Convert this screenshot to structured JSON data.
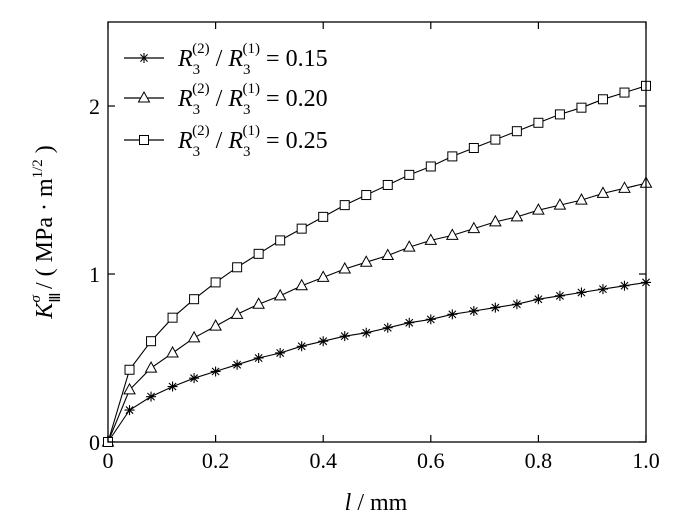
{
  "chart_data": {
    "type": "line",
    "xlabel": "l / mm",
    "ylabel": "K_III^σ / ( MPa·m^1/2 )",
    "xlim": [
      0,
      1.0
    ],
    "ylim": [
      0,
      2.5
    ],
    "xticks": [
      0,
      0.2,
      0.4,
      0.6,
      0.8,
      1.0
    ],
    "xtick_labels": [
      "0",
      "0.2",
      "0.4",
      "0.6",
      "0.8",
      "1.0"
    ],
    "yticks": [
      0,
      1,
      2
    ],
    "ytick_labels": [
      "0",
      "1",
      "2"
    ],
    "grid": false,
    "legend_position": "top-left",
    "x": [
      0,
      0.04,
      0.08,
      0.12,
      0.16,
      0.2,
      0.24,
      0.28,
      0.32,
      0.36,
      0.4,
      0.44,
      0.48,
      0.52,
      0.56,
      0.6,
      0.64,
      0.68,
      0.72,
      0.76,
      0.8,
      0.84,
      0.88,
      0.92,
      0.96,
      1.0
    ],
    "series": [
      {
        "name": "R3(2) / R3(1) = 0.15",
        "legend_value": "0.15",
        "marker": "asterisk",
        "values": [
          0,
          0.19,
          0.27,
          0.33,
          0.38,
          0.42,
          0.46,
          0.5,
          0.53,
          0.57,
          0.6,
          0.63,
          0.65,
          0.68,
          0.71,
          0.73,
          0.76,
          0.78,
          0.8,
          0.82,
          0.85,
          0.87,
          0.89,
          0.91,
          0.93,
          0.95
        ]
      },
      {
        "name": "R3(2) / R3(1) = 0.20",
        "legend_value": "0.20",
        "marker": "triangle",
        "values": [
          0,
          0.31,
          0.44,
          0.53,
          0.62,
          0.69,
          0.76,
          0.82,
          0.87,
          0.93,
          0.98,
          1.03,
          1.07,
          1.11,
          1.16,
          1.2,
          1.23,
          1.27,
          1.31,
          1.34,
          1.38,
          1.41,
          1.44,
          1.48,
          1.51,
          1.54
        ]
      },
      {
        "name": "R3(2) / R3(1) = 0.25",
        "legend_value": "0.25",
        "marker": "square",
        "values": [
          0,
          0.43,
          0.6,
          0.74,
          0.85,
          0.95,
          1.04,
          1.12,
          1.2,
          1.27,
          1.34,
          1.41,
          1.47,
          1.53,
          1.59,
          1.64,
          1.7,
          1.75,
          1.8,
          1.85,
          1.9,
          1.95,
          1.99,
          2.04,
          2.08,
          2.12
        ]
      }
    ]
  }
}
════════
* [The request]: Copy every line in the entries above that has the string "name" in it.

* [Exercise solution]:
        "name": "R3(2) / R3(1) = 0.15",
        "name": "R3(2) / R3(1) = 0.20",
        "name": "R3(2) / R3(1) = 0.25",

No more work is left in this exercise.